- **Set problem**
Filter these entries, keeping only lines that hold the word "Vadītāja".

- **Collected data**
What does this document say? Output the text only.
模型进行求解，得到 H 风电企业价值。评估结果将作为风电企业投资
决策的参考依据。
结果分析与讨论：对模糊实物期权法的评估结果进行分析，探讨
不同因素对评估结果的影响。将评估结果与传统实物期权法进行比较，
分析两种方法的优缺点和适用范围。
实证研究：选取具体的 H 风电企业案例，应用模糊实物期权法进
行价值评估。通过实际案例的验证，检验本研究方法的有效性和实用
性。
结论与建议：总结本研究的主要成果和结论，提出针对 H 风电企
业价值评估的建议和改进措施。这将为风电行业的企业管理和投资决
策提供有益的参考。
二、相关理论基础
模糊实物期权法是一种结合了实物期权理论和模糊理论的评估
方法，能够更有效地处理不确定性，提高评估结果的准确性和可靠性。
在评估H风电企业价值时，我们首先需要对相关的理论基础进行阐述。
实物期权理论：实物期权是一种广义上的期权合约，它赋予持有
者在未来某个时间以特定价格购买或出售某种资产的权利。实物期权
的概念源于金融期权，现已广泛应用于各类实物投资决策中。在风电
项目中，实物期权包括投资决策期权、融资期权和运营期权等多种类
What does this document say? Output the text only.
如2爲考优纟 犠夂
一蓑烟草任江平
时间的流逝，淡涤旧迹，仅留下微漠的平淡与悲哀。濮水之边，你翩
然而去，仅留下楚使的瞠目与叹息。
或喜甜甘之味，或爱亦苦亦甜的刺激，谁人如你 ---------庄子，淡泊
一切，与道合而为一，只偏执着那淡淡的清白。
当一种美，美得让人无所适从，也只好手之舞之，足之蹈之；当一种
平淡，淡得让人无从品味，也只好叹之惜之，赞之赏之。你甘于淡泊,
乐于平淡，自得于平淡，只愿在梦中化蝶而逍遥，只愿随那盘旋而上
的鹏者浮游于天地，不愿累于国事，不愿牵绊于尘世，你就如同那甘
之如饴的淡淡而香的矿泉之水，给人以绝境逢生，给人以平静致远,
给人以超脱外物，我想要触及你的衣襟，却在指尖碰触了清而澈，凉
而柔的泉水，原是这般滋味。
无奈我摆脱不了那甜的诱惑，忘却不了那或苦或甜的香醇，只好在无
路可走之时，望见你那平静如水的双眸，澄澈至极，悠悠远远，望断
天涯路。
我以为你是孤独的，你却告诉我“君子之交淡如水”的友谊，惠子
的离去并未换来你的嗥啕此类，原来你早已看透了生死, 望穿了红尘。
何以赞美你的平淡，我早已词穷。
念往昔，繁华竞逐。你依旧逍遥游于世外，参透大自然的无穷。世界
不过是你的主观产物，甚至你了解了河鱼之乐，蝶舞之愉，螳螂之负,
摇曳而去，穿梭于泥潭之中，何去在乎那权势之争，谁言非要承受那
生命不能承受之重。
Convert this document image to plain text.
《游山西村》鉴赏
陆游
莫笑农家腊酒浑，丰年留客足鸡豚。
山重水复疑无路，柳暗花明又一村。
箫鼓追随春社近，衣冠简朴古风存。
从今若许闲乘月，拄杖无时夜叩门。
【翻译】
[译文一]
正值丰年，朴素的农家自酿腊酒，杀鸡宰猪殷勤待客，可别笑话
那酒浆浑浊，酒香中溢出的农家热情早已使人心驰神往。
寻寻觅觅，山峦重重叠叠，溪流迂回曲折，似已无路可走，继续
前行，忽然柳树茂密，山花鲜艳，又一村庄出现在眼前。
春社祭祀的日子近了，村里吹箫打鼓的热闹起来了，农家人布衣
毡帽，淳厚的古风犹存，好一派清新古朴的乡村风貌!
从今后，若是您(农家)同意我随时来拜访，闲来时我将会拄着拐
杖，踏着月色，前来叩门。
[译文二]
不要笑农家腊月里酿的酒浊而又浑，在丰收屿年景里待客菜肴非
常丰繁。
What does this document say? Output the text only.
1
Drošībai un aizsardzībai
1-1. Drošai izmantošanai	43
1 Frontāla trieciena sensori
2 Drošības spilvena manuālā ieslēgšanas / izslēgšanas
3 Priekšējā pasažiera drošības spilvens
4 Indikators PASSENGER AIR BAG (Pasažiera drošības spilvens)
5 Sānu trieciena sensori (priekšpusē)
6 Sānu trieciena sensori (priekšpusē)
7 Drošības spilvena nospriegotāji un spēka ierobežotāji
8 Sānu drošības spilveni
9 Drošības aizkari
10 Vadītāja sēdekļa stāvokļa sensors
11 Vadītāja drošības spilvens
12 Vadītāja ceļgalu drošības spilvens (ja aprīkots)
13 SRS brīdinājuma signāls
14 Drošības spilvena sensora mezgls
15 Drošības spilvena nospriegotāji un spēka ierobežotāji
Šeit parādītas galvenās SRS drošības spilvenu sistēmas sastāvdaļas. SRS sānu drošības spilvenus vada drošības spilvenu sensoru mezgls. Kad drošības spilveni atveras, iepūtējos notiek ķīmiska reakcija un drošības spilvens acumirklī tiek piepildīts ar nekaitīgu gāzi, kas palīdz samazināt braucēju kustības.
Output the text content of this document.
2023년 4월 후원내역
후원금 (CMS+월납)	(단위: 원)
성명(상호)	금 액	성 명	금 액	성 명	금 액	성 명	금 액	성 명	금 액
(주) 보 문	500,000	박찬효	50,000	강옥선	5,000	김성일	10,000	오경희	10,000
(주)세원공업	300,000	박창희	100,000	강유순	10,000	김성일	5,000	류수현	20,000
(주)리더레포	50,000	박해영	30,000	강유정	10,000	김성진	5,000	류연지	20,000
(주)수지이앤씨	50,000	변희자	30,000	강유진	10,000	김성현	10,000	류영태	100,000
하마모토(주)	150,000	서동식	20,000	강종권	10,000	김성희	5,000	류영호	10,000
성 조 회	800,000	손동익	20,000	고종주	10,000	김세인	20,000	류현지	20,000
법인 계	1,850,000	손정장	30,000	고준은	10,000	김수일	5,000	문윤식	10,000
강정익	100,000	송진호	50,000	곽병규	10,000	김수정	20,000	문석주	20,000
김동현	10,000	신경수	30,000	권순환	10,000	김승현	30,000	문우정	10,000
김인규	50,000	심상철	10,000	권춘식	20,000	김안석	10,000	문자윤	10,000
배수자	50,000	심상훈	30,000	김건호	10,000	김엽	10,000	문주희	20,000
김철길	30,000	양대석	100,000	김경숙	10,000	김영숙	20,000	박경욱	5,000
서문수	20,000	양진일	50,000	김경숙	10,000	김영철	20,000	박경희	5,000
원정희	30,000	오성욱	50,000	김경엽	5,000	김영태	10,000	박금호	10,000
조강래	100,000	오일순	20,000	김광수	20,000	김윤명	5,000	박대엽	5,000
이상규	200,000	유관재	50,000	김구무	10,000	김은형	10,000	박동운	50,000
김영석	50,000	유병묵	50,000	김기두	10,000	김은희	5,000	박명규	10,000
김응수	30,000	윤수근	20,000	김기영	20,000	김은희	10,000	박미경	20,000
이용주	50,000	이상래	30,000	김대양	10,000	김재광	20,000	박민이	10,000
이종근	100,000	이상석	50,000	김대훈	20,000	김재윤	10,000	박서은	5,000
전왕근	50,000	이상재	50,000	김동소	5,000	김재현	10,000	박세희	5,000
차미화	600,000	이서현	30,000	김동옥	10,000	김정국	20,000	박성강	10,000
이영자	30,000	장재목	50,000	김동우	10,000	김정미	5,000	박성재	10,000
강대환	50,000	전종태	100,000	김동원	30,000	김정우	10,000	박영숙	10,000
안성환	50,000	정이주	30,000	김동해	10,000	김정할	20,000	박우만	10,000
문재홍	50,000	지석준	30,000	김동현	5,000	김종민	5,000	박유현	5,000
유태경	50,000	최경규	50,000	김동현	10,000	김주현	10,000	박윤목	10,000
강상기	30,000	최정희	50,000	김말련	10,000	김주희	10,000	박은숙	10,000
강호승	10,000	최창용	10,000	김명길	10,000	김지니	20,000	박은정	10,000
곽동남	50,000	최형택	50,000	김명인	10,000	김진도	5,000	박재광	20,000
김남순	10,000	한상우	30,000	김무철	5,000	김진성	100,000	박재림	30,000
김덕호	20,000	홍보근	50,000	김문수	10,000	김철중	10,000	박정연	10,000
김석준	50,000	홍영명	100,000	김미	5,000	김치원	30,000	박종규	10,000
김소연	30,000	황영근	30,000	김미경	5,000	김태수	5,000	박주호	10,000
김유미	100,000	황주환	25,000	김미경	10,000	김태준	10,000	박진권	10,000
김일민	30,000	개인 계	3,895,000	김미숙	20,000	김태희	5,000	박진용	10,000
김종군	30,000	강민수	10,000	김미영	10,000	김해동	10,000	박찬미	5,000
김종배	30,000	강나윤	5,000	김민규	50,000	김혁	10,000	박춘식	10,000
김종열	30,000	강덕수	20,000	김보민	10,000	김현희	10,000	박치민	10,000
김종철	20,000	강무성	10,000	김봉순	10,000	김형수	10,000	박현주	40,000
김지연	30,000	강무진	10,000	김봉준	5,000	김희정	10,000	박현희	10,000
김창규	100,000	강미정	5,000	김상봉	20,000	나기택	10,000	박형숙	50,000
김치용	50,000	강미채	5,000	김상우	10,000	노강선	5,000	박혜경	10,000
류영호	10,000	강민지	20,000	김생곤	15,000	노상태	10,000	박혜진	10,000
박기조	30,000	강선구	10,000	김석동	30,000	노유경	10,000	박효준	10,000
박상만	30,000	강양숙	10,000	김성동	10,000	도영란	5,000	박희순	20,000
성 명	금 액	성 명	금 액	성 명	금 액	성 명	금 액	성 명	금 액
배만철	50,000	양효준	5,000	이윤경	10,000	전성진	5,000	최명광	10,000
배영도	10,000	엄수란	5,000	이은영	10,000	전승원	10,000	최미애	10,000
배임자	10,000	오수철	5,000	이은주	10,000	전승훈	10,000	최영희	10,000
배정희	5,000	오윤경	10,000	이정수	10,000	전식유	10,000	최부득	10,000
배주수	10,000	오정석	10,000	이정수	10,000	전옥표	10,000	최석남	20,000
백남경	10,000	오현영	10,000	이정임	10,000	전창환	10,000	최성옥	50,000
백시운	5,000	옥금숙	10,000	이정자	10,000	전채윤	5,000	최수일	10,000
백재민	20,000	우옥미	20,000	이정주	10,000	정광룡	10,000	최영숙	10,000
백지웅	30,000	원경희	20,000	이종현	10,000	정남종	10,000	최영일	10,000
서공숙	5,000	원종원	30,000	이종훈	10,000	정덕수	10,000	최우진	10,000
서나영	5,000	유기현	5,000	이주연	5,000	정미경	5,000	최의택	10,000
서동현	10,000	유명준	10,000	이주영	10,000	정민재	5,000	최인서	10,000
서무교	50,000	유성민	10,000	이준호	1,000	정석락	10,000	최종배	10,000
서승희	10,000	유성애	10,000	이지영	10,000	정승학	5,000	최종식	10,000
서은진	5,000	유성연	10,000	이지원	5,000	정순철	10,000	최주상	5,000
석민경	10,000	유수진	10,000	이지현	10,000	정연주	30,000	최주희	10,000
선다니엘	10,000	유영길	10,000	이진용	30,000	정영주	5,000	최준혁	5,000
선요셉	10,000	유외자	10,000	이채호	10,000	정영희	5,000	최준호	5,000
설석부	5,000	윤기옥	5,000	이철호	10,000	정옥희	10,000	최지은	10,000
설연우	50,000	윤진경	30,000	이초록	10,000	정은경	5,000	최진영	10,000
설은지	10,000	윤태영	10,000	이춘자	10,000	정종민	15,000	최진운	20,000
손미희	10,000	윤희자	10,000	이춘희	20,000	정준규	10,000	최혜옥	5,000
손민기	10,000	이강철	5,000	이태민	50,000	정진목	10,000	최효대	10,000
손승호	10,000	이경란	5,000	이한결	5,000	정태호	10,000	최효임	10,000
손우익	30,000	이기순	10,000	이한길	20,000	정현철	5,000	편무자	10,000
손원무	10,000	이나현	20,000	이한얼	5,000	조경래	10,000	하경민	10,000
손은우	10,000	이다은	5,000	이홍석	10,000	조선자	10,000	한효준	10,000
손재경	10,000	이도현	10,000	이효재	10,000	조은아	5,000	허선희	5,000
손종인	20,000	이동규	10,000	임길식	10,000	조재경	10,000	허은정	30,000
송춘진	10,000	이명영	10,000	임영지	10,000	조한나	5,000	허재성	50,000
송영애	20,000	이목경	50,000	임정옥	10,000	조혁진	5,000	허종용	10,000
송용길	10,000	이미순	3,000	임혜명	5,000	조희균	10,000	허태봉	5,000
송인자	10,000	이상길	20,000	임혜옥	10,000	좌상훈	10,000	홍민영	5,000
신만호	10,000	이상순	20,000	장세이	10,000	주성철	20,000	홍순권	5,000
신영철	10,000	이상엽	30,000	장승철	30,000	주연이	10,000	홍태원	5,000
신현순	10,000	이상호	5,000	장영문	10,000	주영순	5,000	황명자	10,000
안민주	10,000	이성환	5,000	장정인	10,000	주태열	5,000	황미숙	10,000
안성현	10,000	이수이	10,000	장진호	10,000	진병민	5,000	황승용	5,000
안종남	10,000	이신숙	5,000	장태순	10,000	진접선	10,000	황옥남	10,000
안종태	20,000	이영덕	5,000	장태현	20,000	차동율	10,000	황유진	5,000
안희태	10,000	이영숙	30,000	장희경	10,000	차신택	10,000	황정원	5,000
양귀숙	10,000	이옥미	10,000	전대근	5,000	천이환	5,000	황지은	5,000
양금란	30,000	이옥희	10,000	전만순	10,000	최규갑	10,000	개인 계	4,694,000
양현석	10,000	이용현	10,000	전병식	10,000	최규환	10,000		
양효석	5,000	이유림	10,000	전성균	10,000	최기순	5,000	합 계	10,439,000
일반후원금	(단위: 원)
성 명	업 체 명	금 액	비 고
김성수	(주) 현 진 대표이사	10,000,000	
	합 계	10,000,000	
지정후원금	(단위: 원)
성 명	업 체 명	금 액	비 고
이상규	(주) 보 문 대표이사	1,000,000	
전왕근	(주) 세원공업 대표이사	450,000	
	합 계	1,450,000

- **Solution below**
10 Vadītāja sēdekļa stāvokļa sensors
11 Vadītāja drošības spilvens
12 Vadītāja ceļgalu drošības spilvens (ja aprīkots)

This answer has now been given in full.